Joining this list is Candyman, a direct if not spiritual sequel to the 1992 classic, written by Nia DaCosta (Captain Marvel 2 aka The Marvels), Jordan Peele (Nope), and Win Rosenfeld (The Twilight Zone), with DaCosta also having directed the movie.
Peele, who also produced the movie, has said before that he has a deep connection to the film and the representation it provided Black audiences, even noting that his Academy Award-winning breakout film, Get Out, would not exist without it.
"I think the reason I love the original Candyman is, for better or worse, it broke us out of the box," said Peele last year. "How do I tell a story with a Black villain in a world that has exhausted the villainization of Black people? And yet, this is a piece of representation I crave as a horror fan. And in the past, when we were made [into a] monster, it was a monster without empathy. For this monster, Tony Todd [who played the original Candyman] built a character that was a force, and had a charisma, and gave me a sense of power as opposed to a feeling of otherness."

→ Given material:
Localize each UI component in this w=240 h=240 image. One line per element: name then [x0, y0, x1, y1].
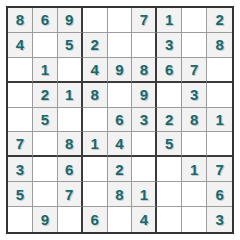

→ Exercise:
Continue the passage above about the new Candyman film and Jordan Peele's connection to the 1992 original, starting after its final sentence.

→ Answer to the task:
DaCosta herself has said that this movie allows for the opportunity to not only cast Black leads, but it also centers the experience of Black people within the franchise's overall narrative and enables the filmmakers to tackle central elements of the Candyman myth and draw a line connecting it to American history in general.
"In the real world we create monsters of men all the time," DaCosta said earlier this year. "People are murdered, they become either saints or they're vilified."
But before you can accidentally say this highly anticipated film's name five times in a row while staring into a mirror — and accidentally bring about a terrible fate — here's everything you need to know about Candyman...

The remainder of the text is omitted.